Short exercise - Reproduce each record exactly.

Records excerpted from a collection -
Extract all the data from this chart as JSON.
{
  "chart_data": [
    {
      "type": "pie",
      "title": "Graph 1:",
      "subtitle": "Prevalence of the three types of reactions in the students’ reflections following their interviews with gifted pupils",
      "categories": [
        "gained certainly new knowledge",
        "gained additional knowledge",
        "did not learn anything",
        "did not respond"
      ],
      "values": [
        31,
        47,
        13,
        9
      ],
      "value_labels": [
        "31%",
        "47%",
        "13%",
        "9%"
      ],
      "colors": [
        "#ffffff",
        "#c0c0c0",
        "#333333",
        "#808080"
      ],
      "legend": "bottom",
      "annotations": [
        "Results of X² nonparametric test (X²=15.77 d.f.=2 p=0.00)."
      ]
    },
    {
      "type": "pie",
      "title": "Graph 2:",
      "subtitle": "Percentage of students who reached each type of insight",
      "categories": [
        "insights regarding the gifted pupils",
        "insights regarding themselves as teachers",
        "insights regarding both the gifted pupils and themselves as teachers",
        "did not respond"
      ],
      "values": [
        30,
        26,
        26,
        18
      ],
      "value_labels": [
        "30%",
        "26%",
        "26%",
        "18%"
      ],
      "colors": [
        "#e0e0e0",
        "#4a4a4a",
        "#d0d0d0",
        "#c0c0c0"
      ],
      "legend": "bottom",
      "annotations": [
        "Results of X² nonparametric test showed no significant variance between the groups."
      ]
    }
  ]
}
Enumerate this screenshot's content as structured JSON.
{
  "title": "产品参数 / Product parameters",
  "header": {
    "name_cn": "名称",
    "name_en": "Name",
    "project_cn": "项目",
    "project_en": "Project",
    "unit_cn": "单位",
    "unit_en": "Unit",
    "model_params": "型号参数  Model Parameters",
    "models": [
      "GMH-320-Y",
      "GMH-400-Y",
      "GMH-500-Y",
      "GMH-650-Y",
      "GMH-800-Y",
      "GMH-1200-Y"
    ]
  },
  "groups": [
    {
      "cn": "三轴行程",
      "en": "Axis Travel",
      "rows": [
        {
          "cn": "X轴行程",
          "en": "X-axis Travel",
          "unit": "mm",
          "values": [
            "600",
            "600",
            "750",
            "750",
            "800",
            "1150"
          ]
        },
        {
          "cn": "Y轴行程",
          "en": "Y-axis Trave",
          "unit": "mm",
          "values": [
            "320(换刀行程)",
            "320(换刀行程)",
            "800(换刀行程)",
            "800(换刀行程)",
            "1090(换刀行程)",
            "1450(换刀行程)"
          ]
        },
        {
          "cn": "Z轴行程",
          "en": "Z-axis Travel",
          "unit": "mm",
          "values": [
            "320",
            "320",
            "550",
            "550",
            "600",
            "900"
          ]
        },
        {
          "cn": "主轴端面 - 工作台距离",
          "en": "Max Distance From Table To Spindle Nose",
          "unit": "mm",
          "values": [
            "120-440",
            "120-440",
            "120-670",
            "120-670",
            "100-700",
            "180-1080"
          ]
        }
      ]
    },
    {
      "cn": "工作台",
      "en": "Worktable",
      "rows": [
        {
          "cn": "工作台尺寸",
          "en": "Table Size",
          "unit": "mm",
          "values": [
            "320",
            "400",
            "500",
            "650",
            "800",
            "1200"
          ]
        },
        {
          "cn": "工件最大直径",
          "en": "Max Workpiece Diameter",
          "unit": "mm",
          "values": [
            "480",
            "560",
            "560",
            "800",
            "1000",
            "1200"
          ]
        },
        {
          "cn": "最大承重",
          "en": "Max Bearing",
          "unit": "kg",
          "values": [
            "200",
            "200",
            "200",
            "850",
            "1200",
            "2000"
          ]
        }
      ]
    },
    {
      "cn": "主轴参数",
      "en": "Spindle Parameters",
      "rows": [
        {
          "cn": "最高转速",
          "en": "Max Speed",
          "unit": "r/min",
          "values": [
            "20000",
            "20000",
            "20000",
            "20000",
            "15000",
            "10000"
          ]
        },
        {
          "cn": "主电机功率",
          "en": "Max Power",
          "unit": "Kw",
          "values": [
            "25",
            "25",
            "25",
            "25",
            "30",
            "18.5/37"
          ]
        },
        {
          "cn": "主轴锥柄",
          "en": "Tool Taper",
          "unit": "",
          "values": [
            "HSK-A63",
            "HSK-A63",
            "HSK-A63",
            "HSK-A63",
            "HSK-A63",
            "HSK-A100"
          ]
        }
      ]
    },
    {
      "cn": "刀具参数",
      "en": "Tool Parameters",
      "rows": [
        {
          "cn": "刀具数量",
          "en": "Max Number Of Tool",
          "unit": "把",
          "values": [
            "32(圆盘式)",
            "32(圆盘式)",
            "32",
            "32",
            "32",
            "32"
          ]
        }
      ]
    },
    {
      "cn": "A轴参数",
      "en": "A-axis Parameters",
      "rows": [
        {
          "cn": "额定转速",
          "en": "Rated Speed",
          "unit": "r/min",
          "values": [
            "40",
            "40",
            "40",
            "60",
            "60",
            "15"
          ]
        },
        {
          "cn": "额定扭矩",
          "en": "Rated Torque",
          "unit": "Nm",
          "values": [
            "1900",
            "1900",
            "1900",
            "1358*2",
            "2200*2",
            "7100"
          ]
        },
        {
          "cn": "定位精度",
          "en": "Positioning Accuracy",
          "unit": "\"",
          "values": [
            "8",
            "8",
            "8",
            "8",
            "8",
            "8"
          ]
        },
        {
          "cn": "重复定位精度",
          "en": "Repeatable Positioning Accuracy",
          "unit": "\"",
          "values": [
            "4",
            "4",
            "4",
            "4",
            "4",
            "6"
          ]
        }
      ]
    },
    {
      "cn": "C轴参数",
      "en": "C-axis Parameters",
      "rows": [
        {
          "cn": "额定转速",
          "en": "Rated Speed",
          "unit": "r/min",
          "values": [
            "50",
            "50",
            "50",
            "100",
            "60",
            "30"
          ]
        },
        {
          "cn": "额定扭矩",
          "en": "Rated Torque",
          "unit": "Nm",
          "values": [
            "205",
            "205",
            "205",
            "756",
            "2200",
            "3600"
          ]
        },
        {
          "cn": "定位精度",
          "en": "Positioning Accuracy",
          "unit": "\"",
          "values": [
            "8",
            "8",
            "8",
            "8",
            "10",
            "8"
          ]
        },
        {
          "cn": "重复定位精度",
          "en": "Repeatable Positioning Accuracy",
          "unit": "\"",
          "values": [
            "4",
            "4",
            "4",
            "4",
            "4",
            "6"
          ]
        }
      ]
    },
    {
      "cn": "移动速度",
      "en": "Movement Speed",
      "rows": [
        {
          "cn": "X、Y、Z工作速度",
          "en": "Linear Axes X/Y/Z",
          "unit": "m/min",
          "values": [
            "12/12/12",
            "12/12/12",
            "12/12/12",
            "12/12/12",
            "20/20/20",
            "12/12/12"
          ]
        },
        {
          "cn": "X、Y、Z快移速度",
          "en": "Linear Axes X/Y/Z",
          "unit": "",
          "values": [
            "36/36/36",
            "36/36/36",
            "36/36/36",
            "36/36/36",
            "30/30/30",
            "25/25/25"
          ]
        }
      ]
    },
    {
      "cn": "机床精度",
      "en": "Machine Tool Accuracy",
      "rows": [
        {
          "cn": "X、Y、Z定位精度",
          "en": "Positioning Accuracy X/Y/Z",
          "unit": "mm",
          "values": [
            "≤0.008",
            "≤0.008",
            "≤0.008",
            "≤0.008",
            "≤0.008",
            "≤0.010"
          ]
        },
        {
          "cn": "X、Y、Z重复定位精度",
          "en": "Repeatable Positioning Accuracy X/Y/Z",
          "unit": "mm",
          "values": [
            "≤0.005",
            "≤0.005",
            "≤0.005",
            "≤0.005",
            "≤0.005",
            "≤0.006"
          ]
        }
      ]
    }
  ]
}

Task output -
Extract all the data from this chart as JSON.
{
  "chart_data": [
    {
      "type": "pie",
      "title": "Graph 1:",
      "subtitle": "Prevalence of the three types of reactions in the students’ reflections following their interviews with gifted pupils",
      "categories": [
        "gained certainly new knowledge",
        "gained additional knowledge",
        "did not learn anything",
        "did not respond"
      ],
      "values": [
        31,
        47,
        13,
        9
      ],
      "value_labels": [
        "31%",
        "47%",
        "13%",
        "9%"
      ],
      "colors": [
        "#ffffff",
        "#c0c0c0",
        "#333333",
        "#808080"
      ],
      "legend": "bottom",
      "annotations": [
        "Results of X² nonparametric test (X²=15.77 d.f.=2 p=0.00)."
      ]
    },
    {
      "type": "pie",
      "title": "Graph 2:",
      "subtitle": "Percentage of students who reached each type of insight",
      "categories": [
        "insights regarding the gifted pupils",
        "insights regarding themselves as teachers",
        "insights regarding both the gifted pupils and themselves as teachers",
        "did not respond"
      ],
      "values": [
        30,
        26,
        26,
        18
      ],
      "value_labels": [
        "30%",
        "26%",
        "26%",
        "18%"
      ],
      "colors": [
        "#e0e0e0",
        "#4a4a4a",
        "#d0d0d0",
        "#c0c0c0"
      ],
      "legend": "bottom",
      "annotations": [
        "Results of X² nonparametric test showed no significant variance between the groups."
      ]
    }
  ]
}
Enumerate this screenshot's content as structured JSON.
{
  "title": "产品参数 / Product parameters",
  "header": {
    "name_cn": "名称",
    "name_en": "Name",
    "project_cn": "项目",
    "project_en": "Project",
    "unit_cn": "单位",
    "unit_en": "Unit",
    "model_params": "型号参数  Model Parameters",
    "models": [
      "GMH-320-Y",
      "GMH-400-Y",
      "GMH-500-Y",
      "GMH-650-Y",
      "GMH-800-Y",
      "GMH-1200-Y"
    ]
  },
  "groups": [
    {
      "cn": "三轴行程",
      "en": "Axis Travel",
      "rows": [
        {
          "cn": "X轴行程",
          "en": "X-axis Travel",
          "unit": "mm",
          "values": [
            "600",
            "600",
            "750",
            "750",
            "800",
            "1150"
          ]
        },
        {
          "cn": "Y轴行程",
          "en": "Y-axis Trave",
          "unit": "mm",
          "values": [
            "320(换刀行程)",
            "320(换刀行程)",
            "800(换刀行程)",
            "800(换刀行程)",
            "1090(换刀行程)",
            "1450(换刀行程)"
          ]
        },
        {
          "cn": "Z轴行程",
          "en": "Z-axis Travel",
          "unit": "mm",
          "values": [
            "320",
            "320",
            "550",
            "550",
            "600",
            "900"
          ]
        },
        {
          "cn": "主轴端面 - 工作台距离",
          "en": "Max Distance From Table To Spindle Nose",
          "unit": "mm",
          "values": [
            "120-440",
            "120-440",
            "120-670",
            "120-670",
            "100-700",
            "180-1080"
          ]
        }
      ]
    },
    {
      "cn": "工作台",
      "en": "Worktable",
      "rows": [
        {
          "cn": "工作台尺寸",
          "en": "Table Size",
          "unit": "mm",
          "values": [
            "320",
            "400",
            "500",
            "650",
            "800",
            "1200"
          ]
        },
        {
          "cn": "工件最大直径",
          "en": "Max Workpiece Diameter",
          "unit": "mm",
          "values": [
            "480",
            "560",
            "560",
            "800",
            "1000",
            "1200"
          ]
        },
        {
          "cn": "最大承重",
          "en": "Max Bearing",
          "unit": "kg",
          "values": [
            "200",
            "200",
            "200",
            "850",
            "1200",
            "2000"
          ]
        }
      ]
    },
    {
      "cn": "主轴参数",
      "en": "Spindle Parameters",
      "rows": [
        {
          "cn": "最高转速",
          "en": "Max Speed",
          "unit": "r/min",
          "values": [
            "20000",
            "20000",
            "20000",
            "20000",
            "15000",
            "10000"
          ]
        },
        {
          "cn": "主电机功率",
          "en": "Max Power",
          "unit": "Kw",
          "values": [
            "25",
            "25",
            "25",
            "25",
            "30",
            "18.5/37"
          ]
        },
        {
          "cn": "主轴锥柄",
          "en": "Tool Taper",
          "unit": "",
          "values": [
            "HSK-A63",
            "HSK-A63",
            "HSK-A63",
            "HSK-A63",
            "HSK-A63",
            "HSK-A100"
          ]
        }
      ]
    },
    {
      "cn": "刀具参数",
      "en": "Tool Parameters",
      "rows": [
        {
          "cn": "刀具数量",
          "en": "Max Number Of Tool",
          "unit": "把",
          "values": [
            "32(圆盘式)",
            "32(圆盘式)",
            "32",
            "32",
            "32",
            "32"
          ]
        }
      ]
    },
    {
      "cn": "A轴参数",
      "en": "A-axis Parameters",
      "rows": [
        {
          "cn": "额定转速",
          "en": "Rated Speed",
          "unit": "r/min",
          "values": [
            "40",
            "40",
            "40",
            "60",
            "60",
            "15"
          ]
        },
        {
          "cn": "额定扭矩",
          "en": "Rated Torque",
          "unit": "Nm",
          "values": [
            "1900",
            "1900",
            "1900",
            "1358*2",
            "2200*2",
            "7100"
          ]
        },
        {
          "cn": "定位精度",
          "en": "Positioning Accuracy",
          "unit": "\"",
          "values": [
            "8",
            "8",
            "8",
            "8",
            "8",
            "8"
          ]
        },
        {
          "cn": "重复定位精度",
          "en": "Repeatable Positioning Accuracy",
          "unit": "\"",
          "values": [
            "4",
            "4",
            "4",
            "4",
            "4",
            "6"
          ]
        }
      ]
    },
    {
      "cn": "C轴参数",
      "en": "C-axis Parameters",
      "rows": [
        {
          "cn": "额定转速",
          "en": "Rated Speed",
          "unit": "r/min",
          "values": [
            "50",
            "50",
            "50",
            "100",
            "60",
            "30"
          ]
        },
        {
          "cn": "额定扭矩",
          "en": "Rated Torque",
          "unit": "Nm",
          "values": [
            "205",
            "205",
            "205",
            "756",
            "2200",
            "3600"
          ]
        },
        {
          "cn": "定位精度",
          "en": "Positioning Accuracy",
          "unit": "\"",
          "values": [
            "8",
            "8",
            "8",
            "8",
            "10",
            "8"
          ]
        },
        {
          "cn": "重复定位精度",
          "en": "Repeatable Positioning Accuracy",
          "unit": "\"",
          "values": [
            "4",
            "4",
            "4",
            "4",
            "4",
            "6"
          ]
        }
      ]
    },
    {
      "cn": "移动速度",
      "en": "Movement Speed",
      "rows": [
        {
          "cn": "X、Y、Z工作速度",
          "en": "Linear Axes X/Y/Z",
          "unit": "m/min",
          "values": [
            "12/12/12",
            "12/12/12",
            "12/12/12",
            "12/12/12",
            "20/20/20",
            "12/12/12"
          ]
        },
        {
          "cn": "X、Y、Z快移速度",
          "en": "Linear Axes X/Y/Z",
          "unit": "",
          "values": [
            "36/36/36",
            "36/36/36",
            "36/36/36",
            "36/36/36",
            "30/30/30",
            "25/25/25"
          ]
        }
      ]
    },
    {
      "cn": "机床精度",
      "en": "Machine Tool Accuracy",
      "rows": [
        {
          "cn": "X、Y、Z定位精度",
          "en": "Positioning Accuracy X/Y/Z",
          "unit": "mm",
          "values": [
            "≤0.008",
            "≤0.008",
            "≤0.008",
            "≤0.008",
            "≤0.008",
            "≤0.010"
          ]
        },
        {
          "cn": "X、Y、Z重复定位精度",
          "en": "Repeatable Positioning Accuracy X/Y/Z",
          "unit": "mm",
          "values": [
            "≤0.005",
            "≤0.005",
            "≤0.005",
            "≤0.005",
            "≤0.005",
            "≤0.006"
          ]
        }
      ]
    }
  ]
}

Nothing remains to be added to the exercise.